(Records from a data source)
'''

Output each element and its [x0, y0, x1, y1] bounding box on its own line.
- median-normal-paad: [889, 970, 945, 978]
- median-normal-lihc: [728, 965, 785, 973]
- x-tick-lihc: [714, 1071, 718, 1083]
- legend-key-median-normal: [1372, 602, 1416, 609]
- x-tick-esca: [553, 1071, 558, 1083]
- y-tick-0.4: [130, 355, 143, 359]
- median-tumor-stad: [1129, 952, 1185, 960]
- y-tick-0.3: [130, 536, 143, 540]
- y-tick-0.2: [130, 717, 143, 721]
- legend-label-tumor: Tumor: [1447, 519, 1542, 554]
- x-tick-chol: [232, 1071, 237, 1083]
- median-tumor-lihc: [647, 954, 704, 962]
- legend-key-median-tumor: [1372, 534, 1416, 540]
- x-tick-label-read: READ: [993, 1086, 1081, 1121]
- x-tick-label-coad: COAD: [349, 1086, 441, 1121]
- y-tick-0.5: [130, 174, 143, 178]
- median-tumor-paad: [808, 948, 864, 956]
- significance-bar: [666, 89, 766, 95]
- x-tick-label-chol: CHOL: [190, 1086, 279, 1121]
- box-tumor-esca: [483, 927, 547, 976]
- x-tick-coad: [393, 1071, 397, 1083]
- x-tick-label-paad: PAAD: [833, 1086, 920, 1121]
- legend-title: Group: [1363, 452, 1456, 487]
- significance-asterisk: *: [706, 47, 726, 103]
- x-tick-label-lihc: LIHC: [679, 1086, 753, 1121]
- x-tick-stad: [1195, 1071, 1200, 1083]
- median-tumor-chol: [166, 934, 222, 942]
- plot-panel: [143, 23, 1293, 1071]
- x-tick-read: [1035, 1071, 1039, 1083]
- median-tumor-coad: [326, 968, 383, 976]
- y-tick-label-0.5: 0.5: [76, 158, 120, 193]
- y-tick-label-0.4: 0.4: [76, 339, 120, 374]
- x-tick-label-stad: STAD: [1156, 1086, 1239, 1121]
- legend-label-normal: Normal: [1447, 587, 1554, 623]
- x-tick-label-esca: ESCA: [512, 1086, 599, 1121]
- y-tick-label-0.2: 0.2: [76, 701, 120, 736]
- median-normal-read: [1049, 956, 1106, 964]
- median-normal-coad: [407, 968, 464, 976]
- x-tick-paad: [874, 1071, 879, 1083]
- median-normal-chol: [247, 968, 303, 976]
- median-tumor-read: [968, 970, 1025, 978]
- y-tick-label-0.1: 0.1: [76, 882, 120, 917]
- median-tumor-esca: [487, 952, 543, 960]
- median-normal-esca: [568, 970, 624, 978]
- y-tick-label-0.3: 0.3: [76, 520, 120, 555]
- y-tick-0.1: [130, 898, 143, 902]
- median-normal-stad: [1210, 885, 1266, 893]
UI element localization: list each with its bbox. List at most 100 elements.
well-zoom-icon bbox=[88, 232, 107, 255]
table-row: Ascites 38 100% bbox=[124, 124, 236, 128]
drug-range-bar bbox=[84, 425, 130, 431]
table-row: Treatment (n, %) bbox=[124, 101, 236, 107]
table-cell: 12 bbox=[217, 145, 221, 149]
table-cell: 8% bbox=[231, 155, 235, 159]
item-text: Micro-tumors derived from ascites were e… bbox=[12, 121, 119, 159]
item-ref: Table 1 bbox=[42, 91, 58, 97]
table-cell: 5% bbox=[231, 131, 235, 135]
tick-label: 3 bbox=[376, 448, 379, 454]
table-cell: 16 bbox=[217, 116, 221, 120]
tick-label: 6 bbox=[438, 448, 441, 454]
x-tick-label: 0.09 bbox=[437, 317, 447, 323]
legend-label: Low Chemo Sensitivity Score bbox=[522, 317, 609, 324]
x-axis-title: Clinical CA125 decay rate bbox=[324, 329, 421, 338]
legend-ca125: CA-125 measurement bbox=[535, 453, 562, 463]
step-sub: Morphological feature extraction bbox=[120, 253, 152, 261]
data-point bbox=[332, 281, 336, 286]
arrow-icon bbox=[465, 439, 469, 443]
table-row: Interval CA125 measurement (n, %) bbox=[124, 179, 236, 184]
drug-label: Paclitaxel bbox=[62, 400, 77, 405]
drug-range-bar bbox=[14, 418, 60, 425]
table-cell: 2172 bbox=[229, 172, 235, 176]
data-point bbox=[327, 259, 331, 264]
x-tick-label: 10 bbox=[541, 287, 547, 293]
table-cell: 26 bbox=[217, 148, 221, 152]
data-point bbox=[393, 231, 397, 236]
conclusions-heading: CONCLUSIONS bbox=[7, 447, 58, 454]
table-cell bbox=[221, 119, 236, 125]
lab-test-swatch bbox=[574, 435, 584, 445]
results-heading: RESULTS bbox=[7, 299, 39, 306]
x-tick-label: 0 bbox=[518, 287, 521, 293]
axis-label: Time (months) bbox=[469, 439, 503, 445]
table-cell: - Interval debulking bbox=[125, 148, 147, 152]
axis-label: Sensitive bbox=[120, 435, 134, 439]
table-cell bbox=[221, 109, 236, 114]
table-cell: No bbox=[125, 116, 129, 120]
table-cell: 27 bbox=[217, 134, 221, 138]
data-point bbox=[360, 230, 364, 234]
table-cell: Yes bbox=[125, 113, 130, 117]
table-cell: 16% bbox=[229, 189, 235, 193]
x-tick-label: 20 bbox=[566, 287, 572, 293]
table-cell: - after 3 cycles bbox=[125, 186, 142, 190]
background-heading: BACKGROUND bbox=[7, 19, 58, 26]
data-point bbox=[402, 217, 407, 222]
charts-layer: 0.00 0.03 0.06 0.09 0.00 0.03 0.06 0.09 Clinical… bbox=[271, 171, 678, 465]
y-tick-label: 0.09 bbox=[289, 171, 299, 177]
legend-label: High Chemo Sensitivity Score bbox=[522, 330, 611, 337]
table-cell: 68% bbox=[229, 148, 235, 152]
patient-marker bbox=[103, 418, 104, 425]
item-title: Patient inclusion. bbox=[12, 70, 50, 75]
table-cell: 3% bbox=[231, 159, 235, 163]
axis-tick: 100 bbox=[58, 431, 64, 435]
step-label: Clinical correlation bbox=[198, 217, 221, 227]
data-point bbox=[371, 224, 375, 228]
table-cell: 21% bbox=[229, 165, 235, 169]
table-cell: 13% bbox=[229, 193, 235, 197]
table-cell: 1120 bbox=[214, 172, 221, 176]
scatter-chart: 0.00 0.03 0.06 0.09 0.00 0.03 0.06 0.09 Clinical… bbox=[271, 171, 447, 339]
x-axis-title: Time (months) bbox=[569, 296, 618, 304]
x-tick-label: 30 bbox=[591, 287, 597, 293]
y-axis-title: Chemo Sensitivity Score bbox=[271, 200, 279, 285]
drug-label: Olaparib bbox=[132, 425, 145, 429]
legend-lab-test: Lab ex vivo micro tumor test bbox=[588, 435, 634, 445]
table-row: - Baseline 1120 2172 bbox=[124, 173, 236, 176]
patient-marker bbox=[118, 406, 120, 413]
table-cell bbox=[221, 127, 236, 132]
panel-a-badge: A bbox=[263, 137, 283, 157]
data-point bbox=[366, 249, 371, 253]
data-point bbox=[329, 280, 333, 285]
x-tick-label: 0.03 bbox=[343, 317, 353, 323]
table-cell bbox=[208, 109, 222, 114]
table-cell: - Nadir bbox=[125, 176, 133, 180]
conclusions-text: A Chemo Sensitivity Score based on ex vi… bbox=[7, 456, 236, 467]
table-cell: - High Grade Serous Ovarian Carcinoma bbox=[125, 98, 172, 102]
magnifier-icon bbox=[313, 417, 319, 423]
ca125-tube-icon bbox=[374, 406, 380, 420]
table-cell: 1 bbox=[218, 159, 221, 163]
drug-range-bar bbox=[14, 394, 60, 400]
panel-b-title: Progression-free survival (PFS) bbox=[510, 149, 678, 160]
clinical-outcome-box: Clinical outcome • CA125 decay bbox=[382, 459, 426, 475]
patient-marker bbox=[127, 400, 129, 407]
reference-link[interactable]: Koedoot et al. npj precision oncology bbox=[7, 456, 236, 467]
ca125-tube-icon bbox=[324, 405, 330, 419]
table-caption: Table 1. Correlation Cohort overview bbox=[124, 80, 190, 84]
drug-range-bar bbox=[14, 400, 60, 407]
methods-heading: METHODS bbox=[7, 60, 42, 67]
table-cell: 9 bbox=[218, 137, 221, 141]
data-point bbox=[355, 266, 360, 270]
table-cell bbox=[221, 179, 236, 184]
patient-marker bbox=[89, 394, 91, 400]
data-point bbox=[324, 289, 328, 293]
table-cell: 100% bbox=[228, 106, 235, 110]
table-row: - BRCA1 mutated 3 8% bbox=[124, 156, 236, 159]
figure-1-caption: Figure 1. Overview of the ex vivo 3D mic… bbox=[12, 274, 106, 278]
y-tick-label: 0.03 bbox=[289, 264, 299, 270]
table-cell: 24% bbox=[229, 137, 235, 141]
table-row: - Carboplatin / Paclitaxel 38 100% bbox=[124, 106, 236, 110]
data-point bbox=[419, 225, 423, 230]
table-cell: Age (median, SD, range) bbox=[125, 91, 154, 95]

'''

Work to be completed »
Show a copy of each line from the data that includes the word "heading".

Exercise answer »
conclusions-heading: CONCLUSIONS bbox=[7, 447, 58, 454]
results-heading: RESULTS bbox=[7, 299, 39, 306]
background-heading: BACKGROUND bbox=[7, 19, 58, 26]
methods-heading: METHODS bbox=[7, 60, 42, 67]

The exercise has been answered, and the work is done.